Copy the material below again, switching "interactable" to "clickable" and leaving everything else unchanged. Leave out the pictures.

·····

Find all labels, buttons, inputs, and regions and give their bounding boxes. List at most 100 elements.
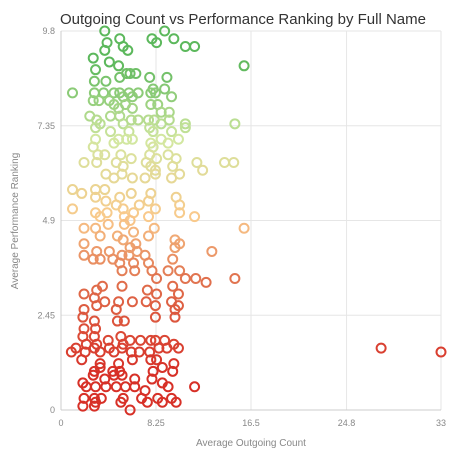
- data-point[interactable]: [78, 303, 90, 315]
- data-point[interactable]: [90, 191, 102, 203]
- data-point[interactable]: [166, 91, 178, 103]
- data-point[interactable]: [179, 118, 191, 130]
- data-point[interactable]: [96, 280, 108, 292]
- data-point[interactable]: [94, 358, 106, 370]
- data-point[interactable]: [77, 311, 89, 323]
- data-point[interactable]: [78, 323, 90, 335]
- data-point[interactable]: [102, 218, 114, 230]
- data-point[interactable]: [162, 137, 174, 149]
- data-point[interactable]: [147, 126, 159, 138]
- data-point[interactable]: [124, 404, 136, 416]
- data-point[interactable]: [100, 195, 112, 207]
- data-point[interactable]: [108, 87, 120, 99]
- data-point[interactable]: [179, 122, 191, 134]
- data-point[interactable]: [229, 273, 241, 285]
- data-point[interactable]: [148, 222, 160, 234]
- data-point[interactable]: [167, 365, 179, 377]
- data-point[interactable]: [169, 242, 181, 254]
- data-point[interactable]: [125, 114, 137, 126]
- data-point[interactable]: [189, 381, 201, 393]
- data-point[interactable]: [67, 87, 79, 99]
- data-point[interactable]: [105, 126, 117, 138]
- data-point[interactable]: [189, 40, 201, 52]
- data-point[interactable]: [128, 257, 140, 269]
- data-point[interactable]: [143, 211, 155, 223]
- data-point[interactable]: [174, 168, 186, 180]
- data-point[interactable]: [238, 222, 250, 234]
- data-point[interactable]: [78, 156, 90, 168]
- data-point[interactable]: [161, 71, 173, 83]
- data-point[interactable]: [78, 222, 90, 234]
- data-point[interactable]: [115, 396, 127, 408]
- data-point[interactable]: [151, 354, 163, 366]
- data-point[interactable]: [76, 187, 88, 199]
- data-point[interactable]: [172, 288, 184, 300]
- data-point[interactable]: [78, 288, 90, 300]
- data-point[interactable]: [206, 245, 218, 257]
- data-point[interactable]: [124, 68, 136, 80]
- data-point[interactable]: [169, 311, 181, 323]
- data-point[interactable]: [228, 156, 240, 168]
- data-point[interactable]: [143, 195, 155, 207]
- data-point[interactable]: [116, 342, 128, 354]
- data-point[interactable]: [219, 156, 231, 168]
- data-point[interactable]: [99, 25, 111, 37]
- data-point[interactable]: [90, 222, 102, 234]
- data-point[interactable]: [435, 346, 447, 358]
- data-point[interactable]: [170, 396, 182, 408]
- data-point[interactable]: [190, 273, 202, 285]
- data-point[interactable]: [238, 60, 250, 72]
- data-point[interactable]: [67, 184, 79, 196]
- data-point[interactable]: [149, 203, 161, 215]
- data-point[interactable]: [144, 346, 156, 358]
- data-point[interactable]: [90, 122, 102, 134]
- data-point[interactable]: [126, 102, 138, 114]
- data-point[interactable]: [113, 60, 125, 72]
- data-point[interactable]: [76, 354, 88, 366]
- data-point[interactable]: [126, 172, 138, 184]
- data-point[interactable]: [99, 373, 111, 385]
- data-point[interactable]: [119, 381, 131, 393]
- data-point[interactable]: [141, 284, 153, 296]
- data-point[interactable]: [151, 288, 163, 300]
- data-point[interactable]: [103, 56, 115, 68]
- data-point[interactable]: [144, 71, 156, 83]
- data-point[interactable]: [129, 265, 141, 277]
- data-point[interactable]: [179, 273, 191, 285]
- data-point[interactable]: [99, 149, 111, 161]
- data-point[interactable]: [174, 199, 186, 211]
- data-point[interactable]: [99, 44, 111, 56]
- data-point[interactable]: [156, 361, 168, 373]
- data-point[interactable]: [100, 75, 112, 87]
- data-point[interactable]: [161, 342, 173, 354]
- data-point[interactable]: [162, 381, 174, 393]
- data-point[interactable]: [146, 265, 158, 277]
- data-point[interactable]: [125, 187, 137, 199]
- data-point[interactable]: [133, 346, 145, 358]
- data-point[interactable]: [167, 253, 179, 265]
- data-point[interactable]: [167, 160, 179, 172]
- data-point[interactable]: [151, 153, 163, 165]
- data-point[interactable]: [91, 156, 103, 168]
- data-point[interactable]: [98, 87, 110, 99]
- data-point[interactable]: [111, 315, 123, 327]
- data-point[interactable]: [375, 342, 387, 354]
- data-point[interactable]: [151, 273, 163, 285]
- data-point[interactable]: [159, 83, 171, 95]
- data-point[interactable]: [130, 68, 142, 80]
- data-point[interactable]: [110, 381, 122, 393]
- data-point[interactable]: [159, 25, 171, 37]
- data-point[interactable]: [90, 396, 102, 408]
- data-point[interactable]: [117, 234, 129, 246]
- data-point[interactable]: [92, 149, 104, 161]
- data-point[interactable]: [115, 149, 127, 161]
- data-point[interactable]: [126, 354, 138, 366]
- data-point[interactable]: [163, 106, 175, 118]
- data-point[interactable]: [116, 369, 128, 381]
- data-point[interactable]: [94, 346, 106, 358]
- data-point[interactable]: [145, 354, 157, 366]
- data-point[interactable]: [125, 153, 137, 165]
- data-point[interactable]: [78, 238, 90, 250]
- data-point[interactable]: [91, 300, 103, 312]
- data-point[interactable]: [87, 253, 99, 265]
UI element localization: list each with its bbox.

·····

## Exercise output
Find all labels, buttons, inputs, and regions and give their bounding boxes. List at most 100 elements.
- data-point[clickable]: [78, 303, 90, 315]
- data-point[clickable]: [90, 191, 102, 203]
- data-point[clickable]: [166, 91, 178, 103]
- data-point[clickable]: [179, 118, 191, 130]
- data-point[clickable]: [96, 280, 108, 292]
- data-point[clickable]: [94, 358, 106, 370]
- data-point[clickable]: [77, 311, 89, 323]
- data-point[clickable]: [78, 323, 90, 335]
- data-point[clickable]: [102, 218, 114, 230]
- data-point[clickable]: [162, 137, 174, 149]
- data-point[clickable]: [147, 126, 159, 138]
- data-point[clickable]: [124, 404, 136, 416]
- data-point[clickable]: [100, 195, 112, 207]
- data-point[clickable]: [108, 87, 120, 99]
- data-point[clickable]: [179, 122, 191, 134]
- data-point[clickable]: [229, 273, 241, 285]
- data-point[clickable]: [148, 222, 160, 234]
- data-point[clickable]: [167, 365, 179, 377]
- data-point[clickable]: [169, 242, 181, 254]
- data-point[clickable]: [125, 114, 137, 126]
- data-point[clickable]: [189, 381, 201, 393]
- data-point[clickable]: [67, 87, 79, 99]
- data-point[clickable]: [105, 126, 117, 138]
- data-point[clickable]: [189, 40, 201, 52]
- data-point[clickable]: [128, 257, 140, 269]
- data-point[clickable]: [143, 211, 155, 223]
- data-point[clickable]: [174, 168, 186, 180]
- data-point[clickable]: [238, 222, 250, 234]
- data-point[clickable]: [78, 156, 90, 168]
- data-point[clickable]: [161, 71, 173, 83]
- data-point[clickable]: [78, 222, 90, 234]
- data-point[clickable]: [115, 396, 127, 408]
- data-point[clickable]: [151, 354, 163, 366]
- data-point[clickable]: [76, 187, 88, 199]
- data-point[clickable]: [172, 288, 184, 300]
- data-point[clickable]: [78, 288, 90, 300]
- data-point[clickable]: [206, 245, 218, 257]
- data-point[clickable]: [124, 68, 136, 80]
- data-point[clickable]: [169, 311, 181, 323]
- data-point[clickable]: [228, 156, 240, 168]
- data-point[clickable]: [143, 195, 155, 207]
- data-point[clickable]: [116, 342, 128, 354]
- data-point[clickable]: [219, 156, 231, 168]
- data-point[clickable]: [99, 25, 111, 37]
- data-point[clickable]: [90, 222, 102, 234]
- data-point[clickable]: [435, 346, 447, 358]
- data-point[clickable]: [170, 396, 182, 408]
- data-point[clickable]: [190, 273, 202, 285]
- data-point[clickable]: [238, 60, 250, 72]
- data-point[clickable]: [67, 184, 79, 196]
- data-point[clickable]: [149, 203, 161, 215]
- data-point[clickable]: [144, 346, 156, 358]
- data-point[clickable]: [90, 122, 102, 134]
- data-point[clickable]: [126, 102, 138, 114]
- data-point[clickable]: [113, 60, 125, 72]
- data-point[clickable]: [76, 354, 88, 366]
- data-point[clickable]: [126, 172, 138, 184]
- data-point[clickable]: [99, 373, 111, 385]
- data-point[clickable]: [119, 381, 131, 393]
- data-point[clickable]: [141, 284, 153, 296]
- data-point[clickable]: [151, 288, 163, 300]
- data-point[clickable]: [103, 56, 115, 68]
- data-point[clickable]: [144, 71, 156, 83]
- data-point[clickable]: [129, 265, 141, 277]
- data-point[clickable]: [179, 273, 191, 285]
- data-point[clickable]: [99, 149, 111, 161]
- data-point[clickable]: [174, 199, 186, 211]
- data-point[clickable]: [99, 44, 111, 56]
- data-point[clickable]: [156, 361, 168, 373]
- data-point[clickable]: [100, 75, 112, 87]
- data-point[clickable]: [161, 342, 173, 354]
- data-point[clickable]: [162, 381, 174, 393]
- data-point[clickable]: [146, 265, 158, 277]
- data-point[clickable]: [125, 187, 137, 199]
- data-point[clickable]: [133, 346, 145, 358]
- data-point[clickable]: [167, 253, 179, 265]
- data-point[clickable]: [167, 160, 179, 172]
- data-point[clickable]: [151, 153, 163, 165]
- data-point[clickable]: [91, 156, 103, 168]
- data-point[clickable]: [98, 87, 110, 99]
- data-point[clickable]: [111, 315, 123, 327]
- data-point[clickable]: [375, 342, 387, 354]
- data-point[clickable]: [151, 273, 163, 285]
- data-point[clickable]: [159, 83, 171, 95]
- data-point[clickable]: [130, 68, 142, 80]
- data-point[clickable]: [110, 381, 122, 393]
- data-point[clickable]: [159, 25, 171, 37]
- data-point[clickable]: [90, 396, 102, 408]
- data-point[clickable]: [117, 234, 129, 246]
- data-point[clickable]: [92, 149, 104, 161]
- data-point[clickable]: [115, 149, 127, 161]
- data-point[clickable]: [126, 354, 138, 366]
- data-point[clickable]: [163, 106, 175, 118]
- data-point[clickable]: [116, 369, 128, 381]
- data-point[clickable]: [94, 346, 106, 358]
- data-point[clickable]: [145, 354, 157, 366]
- data-point[clickable]: [125, 153, 137, 165]
- data-point[clickable]: [78, 238, 90, 250]
- data-point[clickable]: [91, 300, 103, 312]
- data-point[clickable]: [87, 253, 99, 265]
UI element localization: list each with its bbox.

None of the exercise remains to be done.